Find every line below that contains the word "requested" and copy it out.

## Start Data supplied

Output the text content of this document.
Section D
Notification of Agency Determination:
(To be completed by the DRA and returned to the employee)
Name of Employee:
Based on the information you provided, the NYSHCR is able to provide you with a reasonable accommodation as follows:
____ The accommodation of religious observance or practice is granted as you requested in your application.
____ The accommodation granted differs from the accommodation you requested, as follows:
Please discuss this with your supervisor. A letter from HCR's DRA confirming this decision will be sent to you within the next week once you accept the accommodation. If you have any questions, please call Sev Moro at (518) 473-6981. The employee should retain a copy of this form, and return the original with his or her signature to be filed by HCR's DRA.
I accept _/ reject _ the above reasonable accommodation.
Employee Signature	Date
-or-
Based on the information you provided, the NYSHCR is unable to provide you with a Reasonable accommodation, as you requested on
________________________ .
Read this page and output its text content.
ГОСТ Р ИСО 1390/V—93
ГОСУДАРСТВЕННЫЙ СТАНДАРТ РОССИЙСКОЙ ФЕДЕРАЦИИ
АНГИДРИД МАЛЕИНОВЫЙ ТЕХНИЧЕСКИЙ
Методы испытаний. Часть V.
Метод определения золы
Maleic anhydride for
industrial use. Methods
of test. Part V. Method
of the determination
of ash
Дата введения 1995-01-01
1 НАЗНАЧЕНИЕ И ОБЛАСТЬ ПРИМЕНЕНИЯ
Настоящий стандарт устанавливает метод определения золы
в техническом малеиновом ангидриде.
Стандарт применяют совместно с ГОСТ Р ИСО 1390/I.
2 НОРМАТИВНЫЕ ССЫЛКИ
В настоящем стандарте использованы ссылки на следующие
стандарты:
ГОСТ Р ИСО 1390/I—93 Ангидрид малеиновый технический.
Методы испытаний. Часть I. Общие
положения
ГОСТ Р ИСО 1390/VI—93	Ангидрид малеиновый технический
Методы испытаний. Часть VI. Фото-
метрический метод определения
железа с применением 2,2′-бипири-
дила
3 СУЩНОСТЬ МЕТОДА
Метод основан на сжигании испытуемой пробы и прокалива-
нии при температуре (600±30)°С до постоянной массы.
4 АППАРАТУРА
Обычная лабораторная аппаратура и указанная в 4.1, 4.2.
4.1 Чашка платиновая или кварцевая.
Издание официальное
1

## End Data supplied

* _Result for this task_:
____ The accommodation of religious observance or practice is granted as you requested in your application.
____ The accommodation granted differs from the accommodation you requested, as follows:
Based on the information you provided, the NYSHCR is unable to provide you with a Reasonable accommodation, as you requested on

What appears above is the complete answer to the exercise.